● **LESETEXT**
※
Kothé verwies zudem ausdrücklich auf das von Bundesfinanzminister Wolfgang Schäuble (CDU) angekündigte Investitionsprogramm für Deutschland in Höhe von zehn Milliarden Euro für die Jahre 2016 bis 2018. "Natürlich gehört in diesen ganzen Kontext auch das, was wir hier national in Deutschland machen", sagte Kothé mit Blick auf die Pläne des Kommissionspräsidenten.
Damit scheint klar, dass Juncker für seinen ambitionierten Plan mit dem Geld auskommen muss, das bereits in den EU-Töpfen vorhanden ist. Frisches Geld wird es offenbar nicht geben.
※
● **AUSGANGSMATERIAL**
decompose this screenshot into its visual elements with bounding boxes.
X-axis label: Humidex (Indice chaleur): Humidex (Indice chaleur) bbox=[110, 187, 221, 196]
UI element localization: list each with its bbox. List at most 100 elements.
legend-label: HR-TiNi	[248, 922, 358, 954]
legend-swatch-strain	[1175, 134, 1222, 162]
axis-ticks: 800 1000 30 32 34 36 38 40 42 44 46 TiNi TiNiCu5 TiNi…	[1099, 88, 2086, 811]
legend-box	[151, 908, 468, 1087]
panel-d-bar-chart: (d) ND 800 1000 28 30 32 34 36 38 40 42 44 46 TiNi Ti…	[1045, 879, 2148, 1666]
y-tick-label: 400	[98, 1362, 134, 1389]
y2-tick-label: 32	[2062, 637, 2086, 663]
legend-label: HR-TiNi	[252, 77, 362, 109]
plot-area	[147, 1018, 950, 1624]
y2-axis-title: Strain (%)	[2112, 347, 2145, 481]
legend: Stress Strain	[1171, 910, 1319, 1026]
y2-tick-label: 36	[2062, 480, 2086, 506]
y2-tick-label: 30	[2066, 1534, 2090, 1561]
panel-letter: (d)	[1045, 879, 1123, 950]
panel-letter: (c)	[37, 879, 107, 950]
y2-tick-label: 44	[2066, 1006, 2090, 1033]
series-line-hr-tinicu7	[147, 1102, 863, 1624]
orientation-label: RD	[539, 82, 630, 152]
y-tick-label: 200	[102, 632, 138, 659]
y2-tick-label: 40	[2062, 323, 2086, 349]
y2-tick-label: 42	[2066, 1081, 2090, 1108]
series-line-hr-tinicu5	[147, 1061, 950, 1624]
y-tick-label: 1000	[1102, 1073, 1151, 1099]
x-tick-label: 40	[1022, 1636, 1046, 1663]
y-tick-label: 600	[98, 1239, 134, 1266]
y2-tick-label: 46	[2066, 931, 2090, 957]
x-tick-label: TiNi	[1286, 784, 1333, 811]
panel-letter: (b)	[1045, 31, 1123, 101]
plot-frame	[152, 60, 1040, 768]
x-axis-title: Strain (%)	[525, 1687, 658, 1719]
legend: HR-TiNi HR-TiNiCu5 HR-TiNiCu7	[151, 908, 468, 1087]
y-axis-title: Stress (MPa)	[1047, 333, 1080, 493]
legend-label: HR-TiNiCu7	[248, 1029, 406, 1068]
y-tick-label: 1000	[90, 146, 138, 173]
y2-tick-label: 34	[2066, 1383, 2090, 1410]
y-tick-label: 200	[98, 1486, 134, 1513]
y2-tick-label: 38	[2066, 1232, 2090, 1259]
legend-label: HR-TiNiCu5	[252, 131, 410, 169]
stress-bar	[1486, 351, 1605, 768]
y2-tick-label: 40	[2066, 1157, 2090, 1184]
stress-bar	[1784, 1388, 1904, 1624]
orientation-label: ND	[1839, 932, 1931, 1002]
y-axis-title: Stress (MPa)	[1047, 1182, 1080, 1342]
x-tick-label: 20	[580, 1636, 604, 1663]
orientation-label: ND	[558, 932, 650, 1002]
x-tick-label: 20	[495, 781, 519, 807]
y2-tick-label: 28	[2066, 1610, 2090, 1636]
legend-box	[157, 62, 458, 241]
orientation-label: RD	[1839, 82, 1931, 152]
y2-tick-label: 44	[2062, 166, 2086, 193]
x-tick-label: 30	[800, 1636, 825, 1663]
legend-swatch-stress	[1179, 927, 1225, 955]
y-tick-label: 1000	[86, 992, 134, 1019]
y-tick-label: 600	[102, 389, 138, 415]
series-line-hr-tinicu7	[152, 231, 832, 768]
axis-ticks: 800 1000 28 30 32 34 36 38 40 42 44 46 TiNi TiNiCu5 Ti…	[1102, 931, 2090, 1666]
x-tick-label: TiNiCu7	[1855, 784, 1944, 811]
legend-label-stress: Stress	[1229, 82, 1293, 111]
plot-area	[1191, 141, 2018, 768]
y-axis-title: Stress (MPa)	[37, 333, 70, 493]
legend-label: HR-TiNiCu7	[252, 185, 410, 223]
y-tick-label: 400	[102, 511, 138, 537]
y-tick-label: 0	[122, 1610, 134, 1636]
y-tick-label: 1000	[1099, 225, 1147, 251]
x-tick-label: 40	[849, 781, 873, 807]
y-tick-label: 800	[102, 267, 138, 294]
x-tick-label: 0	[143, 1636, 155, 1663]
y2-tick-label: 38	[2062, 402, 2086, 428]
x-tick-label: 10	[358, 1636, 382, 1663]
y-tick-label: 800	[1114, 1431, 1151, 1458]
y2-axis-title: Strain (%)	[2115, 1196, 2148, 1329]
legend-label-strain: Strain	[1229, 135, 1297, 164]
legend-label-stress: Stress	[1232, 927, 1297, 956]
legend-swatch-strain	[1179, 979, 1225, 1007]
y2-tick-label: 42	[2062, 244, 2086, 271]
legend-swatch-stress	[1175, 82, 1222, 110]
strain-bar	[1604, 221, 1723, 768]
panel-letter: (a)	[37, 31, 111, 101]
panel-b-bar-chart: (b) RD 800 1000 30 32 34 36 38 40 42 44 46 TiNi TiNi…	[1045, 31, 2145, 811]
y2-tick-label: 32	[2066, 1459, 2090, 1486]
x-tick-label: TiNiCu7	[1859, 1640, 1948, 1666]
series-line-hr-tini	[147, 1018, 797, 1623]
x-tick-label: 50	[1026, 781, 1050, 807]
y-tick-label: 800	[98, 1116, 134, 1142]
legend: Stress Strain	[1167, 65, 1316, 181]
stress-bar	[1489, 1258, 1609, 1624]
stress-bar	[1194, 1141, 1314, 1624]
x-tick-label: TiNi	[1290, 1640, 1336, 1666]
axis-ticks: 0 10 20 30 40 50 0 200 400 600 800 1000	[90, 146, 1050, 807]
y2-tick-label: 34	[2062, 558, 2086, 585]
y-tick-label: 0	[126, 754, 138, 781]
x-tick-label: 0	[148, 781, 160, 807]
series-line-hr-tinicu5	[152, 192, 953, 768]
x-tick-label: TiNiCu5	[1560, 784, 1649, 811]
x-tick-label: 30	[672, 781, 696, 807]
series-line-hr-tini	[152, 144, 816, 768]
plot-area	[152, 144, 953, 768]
※
● **AUFGABEN**
a - Schreiben Sie aus dem Lesetext die Passage von „Damit scheint klar, dass“ bis „offenbar nicht geben.“ wortgetreu ab.
b - Geben Sie die Datensätze unverändert wieder, und zwar von ihrer ersten Zeile bis einschließlich der Zeile mit „1239, 134, 1266]“.

● **LÖSUNGEN JE AUFGABE**
a -
Damit scheint klar, dass Juncker für seinen ambitionierten Plan mit dem Geld auskommen muss, das bereits in den EU-Töpfen vorhanden ist. Frisches Geld wird es offenbar nicht geben.

b -
decompose this screenshot into its visual elements with bounding boxes.
X-axis label: Humidex (Indice chaleur): Humidex (Indice chaleur) bbox=[110, 187, 221, 196]
UI element localization: list each with its bbox. List at most 100 elements.
legend-label: HR-TiNi	[248, 922, 358, 954]
legend-swatch-strain	[1175, 134, 1222, 162]
axis-ticks: 800 1000 30 32 34 36 38 40 42 44 46 TiNi TiNiCu5 TiNi…	[1099, 88, 2086, 811]
legend-box	[151, 908, 468, 1087]
panel-d-bar-chart: (d) ND 800 1000 28 30 32 34 36 38 40 42 44 46 TiNi Ti…	[1045, 879, 2148, 1666]
y-tick-label: 400	[98, 1362, 134, 1389]
y2-tick-label: 32	[2062, 637, 2086, 663]
legend-label: HR-TiNi	[252, 77, 362, 109]
plot-area	[147, 1018, 950, 1624]
y2-axis-title: Strain (%)	[2112, 347, 2145, 481]
legend: Stress Strain	[1171, 910, 1319, 1026]
y2-tick-label: 36	[2062, 480, 2086, 506]
y2-tick-label: 30	[2066, 1534, 2090, 1561]
panel-letter: (d)	[1045, 879, 1123, 950]
panel-letter: (c)	[37, 879, 107, 950]
y2-tick-label: 44	[2066, 1006, 2090, 1033]
series-line-hr-tinicu7	[147, 1102, 863, 1624]
orientation-label: RD	[539, 82, 630, 152]
y-tick-label: 200	[102, 632, 138, 659]
y2-tick-label: 40	[2062, 323, 2086, 349]
y2-tick-label: 42	[2066, 1081, 2090, 1108]
series-line-hr-tinicu5	[147, 1061, 950, 1624]
y-tick-label: 1000	[1102, 1073, 1151, 1099]
x-tick-label: 40	[1022, 1636, 1046, 1663]
y-tick-label: 600	[98, 1239, 134, 1266]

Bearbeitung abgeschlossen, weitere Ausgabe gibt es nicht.